(Source data)

+ + + + +

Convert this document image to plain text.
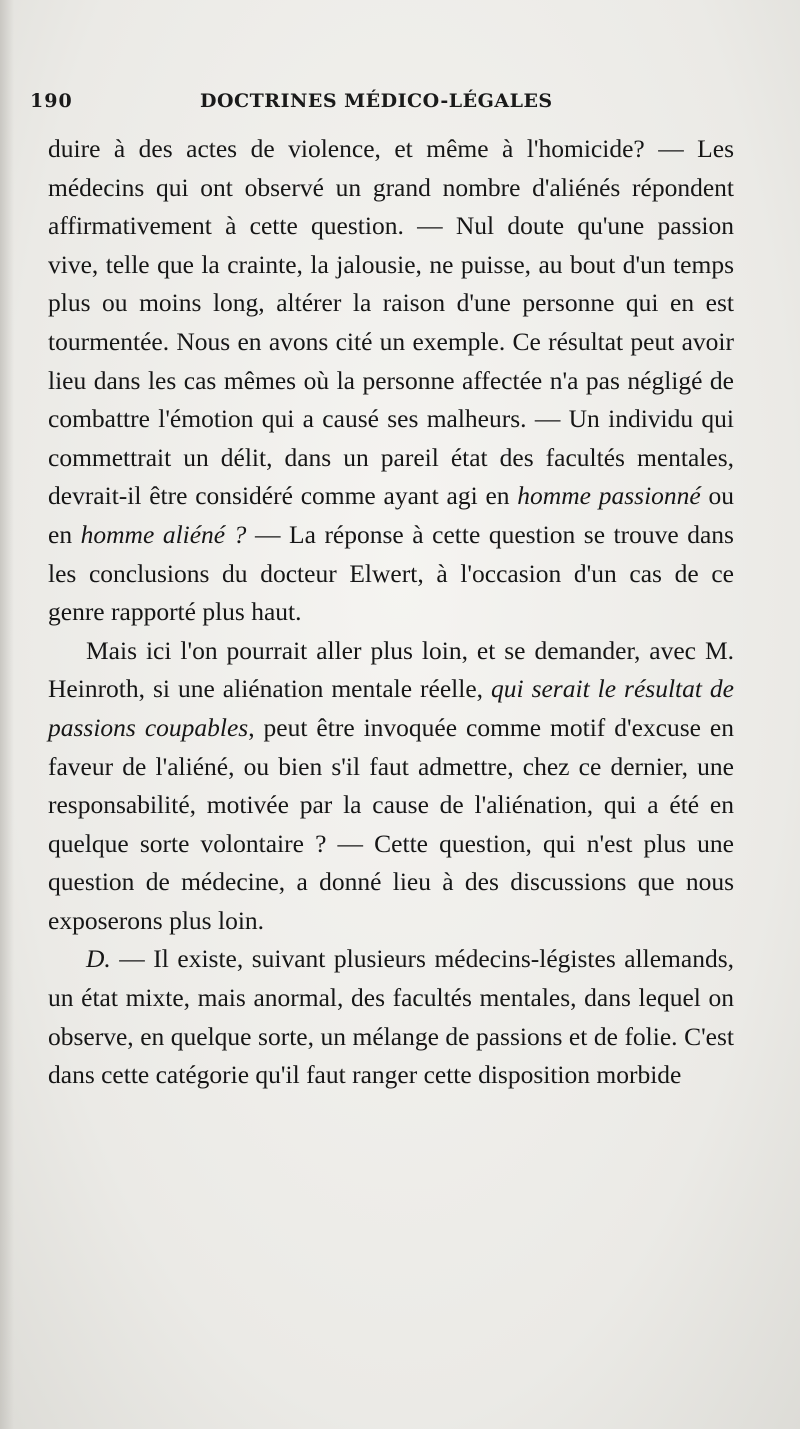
190	DOCTRINES MÉDICO-LÉGALES

duire à des actes de violence, et même à l'homicide? — Les médecins qui ont observé un grand nombre d'aliénés répondent affirmativement à cette question. — Nul doute qu'une passion vive, telle que la crainte, la jalousie, ne puisse, au bout d'un temps plus ou moins long, altérer la raison d'une personne qui en est tourmentée. Nous en avons cité un exemple. Ce résultat peut avoir lieu dans les cas mêmes où la personne affectée n'a pas négligé de combattre l'émotion qui a causé ses malheurs. — Un individu qui commettrait un délit, dans un pareil état des facultés mentales, devrait-il être considéré comme ayant agi en homme passionné ou en homme aliéné ? — La réponse à cette question se trouve dans les conclusions du docteur Elwert, à l'occasion d'un cas de ce genre rapporté plus haut.

Mais ici l'on pourrait aller plus loin, et se demander, avec M. Heinroth, si une aliénation mentale réelle, qui serait le résultat de passions coupables, peut être invoquée comme motif d'excuse en faveur de l'aliéné, ou bien s'il faut admettre, chez ce dernier, une responsabilité, motivée par la cause de l'aliénation, qui a été en quelque sorte volontaire ? — Cette question, qui n'est plus une question de médecine, a donné lieu à des discussions que nous exposerons plus loin.

D. — Il existe, suivant plusieurs médecins-légistes allemands, un état mixte, mais anormal, des facultés mentales, dans lequel on observe, en quelque sorte, un mélange de passions et de folie. C'est dans cette catégorie qu'il faut ranger cette disposition morbide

+ + + + +

Stated goal:
Can you restate all the records above word for word while dropping the pictures?

Solution to this task:
Convert this document image to plain text.
190	DOCTRINES MÉDICO-LÉGALES

duire à des actes de violence, et même à l'homicide? — Les médecins qui ont observé un grand nombre d'aliénés répondent affirmativement à cette question. — Nul doute qu'une passion vive, telle que la crainte, la jalousie, ne puisse, au bout d'un temps plus ou moins long, altérer la raison d'une personne qui en est tourmentée. Nous en avons cité un exemple. Ce résultat peut avoir lieu dans les cas mêmes où la personne affectée n'a pas négligé de combattre l'émotion qui a causé ses malheurs. — Un individu qui commettrait un délit, dans un pareil état des facultés mentales, devrait-il être considéré comme ayant agi en homme passionné ou en homme aliéné ? — La réponse à cette question se trouve dans les conclusions du docteur Elwert, à l'occasion d'un cas de ce genre rapporté plus haut.

Mais ici l'on pourrait aller plus loin, et se demander, avec M. Heinroth, si une aliénation mentale réelle, qui serait le résultat de passions coupables, peut être invoquée comme motif d'excuse en faveur de l'aliéné, ou bien s'il faut admettre, chez ce dernier, une responsabilité, motivée par la cause de l'aliénation, qui a été en quelque sorte volontaire ? — Cette question, qui n'est plus une question de médecine, a donné lieu à des discussions que nous exposerons plus loin.

D. — Il existe, suivant plusieurs médecins-légistes allemands, un état mixte, mais anormal, des facultés mentales, dans lequel on observe, en quelque sorte, un mélange de passions et de folie. C'est dans cette catégorie qu'il faut ranger cette disposition morbide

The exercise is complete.